▸ BRIEF
Your task is to copy every line of the entries that contains "highlighted".

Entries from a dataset

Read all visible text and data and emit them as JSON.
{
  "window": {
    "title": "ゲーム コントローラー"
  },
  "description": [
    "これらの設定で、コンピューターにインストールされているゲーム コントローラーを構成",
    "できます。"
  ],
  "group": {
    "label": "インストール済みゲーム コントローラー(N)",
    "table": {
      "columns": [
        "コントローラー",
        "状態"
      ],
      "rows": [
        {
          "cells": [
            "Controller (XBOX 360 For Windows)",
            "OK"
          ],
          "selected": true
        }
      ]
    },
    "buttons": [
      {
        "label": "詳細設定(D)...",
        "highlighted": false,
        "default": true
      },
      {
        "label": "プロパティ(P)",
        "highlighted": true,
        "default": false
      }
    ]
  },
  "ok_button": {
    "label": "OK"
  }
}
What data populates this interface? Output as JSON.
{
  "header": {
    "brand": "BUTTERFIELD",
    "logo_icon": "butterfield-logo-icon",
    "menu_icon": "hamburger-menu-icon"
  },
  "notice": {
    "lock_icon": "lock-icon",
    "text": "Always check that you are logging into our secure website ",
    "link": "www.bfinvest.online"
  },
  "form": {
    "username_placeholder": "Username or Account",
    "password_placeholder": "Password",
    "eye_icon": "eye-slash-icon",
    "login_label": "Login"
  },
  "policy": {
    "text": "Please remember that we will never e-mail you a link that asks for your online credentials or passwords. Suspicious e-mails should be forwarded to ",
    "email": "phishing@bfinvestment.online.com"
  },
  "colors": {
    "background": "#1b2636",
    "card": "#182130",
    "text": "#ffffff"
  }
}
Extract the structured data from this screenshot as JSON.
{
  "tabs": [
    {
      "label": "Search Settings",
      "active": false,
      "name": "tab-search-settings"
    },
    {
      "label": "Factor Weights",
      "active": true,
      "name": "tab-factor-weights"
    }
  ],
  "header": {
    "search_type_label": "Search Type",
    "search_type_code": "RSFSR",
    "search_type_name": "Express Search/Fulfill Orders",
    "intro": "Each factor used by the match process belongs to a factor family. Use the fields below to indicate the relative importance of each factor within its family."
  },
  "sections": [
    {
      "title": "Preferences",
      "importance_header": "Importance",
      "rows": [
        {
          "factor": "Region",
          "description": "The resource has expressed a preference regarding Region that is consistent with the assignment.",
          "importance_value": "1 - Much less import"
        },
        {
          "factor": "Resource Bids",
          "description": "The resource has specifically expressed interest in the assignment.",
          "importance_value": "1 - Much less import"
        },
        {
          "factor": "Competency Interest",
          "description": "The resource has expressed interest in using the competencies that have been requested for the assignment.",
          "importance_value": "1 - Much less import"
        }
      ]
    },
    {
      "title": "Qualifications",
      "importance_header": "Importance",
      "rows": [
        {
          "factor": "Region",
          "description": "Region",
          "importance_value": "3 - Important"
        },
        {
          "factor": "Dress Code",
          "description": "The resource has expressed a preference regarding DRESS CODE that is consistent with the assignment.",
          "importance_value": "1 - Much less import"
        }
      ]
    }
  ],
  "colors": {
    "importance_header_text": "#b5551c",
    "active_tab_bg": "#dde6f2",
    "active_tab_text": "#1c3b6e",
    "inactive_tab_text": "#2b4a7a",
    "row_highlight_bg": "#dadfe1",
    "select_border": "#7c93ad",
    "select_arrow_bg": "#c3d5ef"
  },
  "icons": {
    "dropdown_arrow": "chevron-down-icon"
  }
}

▸ FULL SOLUTION
        "highlighted": false,
        "highlighted": true,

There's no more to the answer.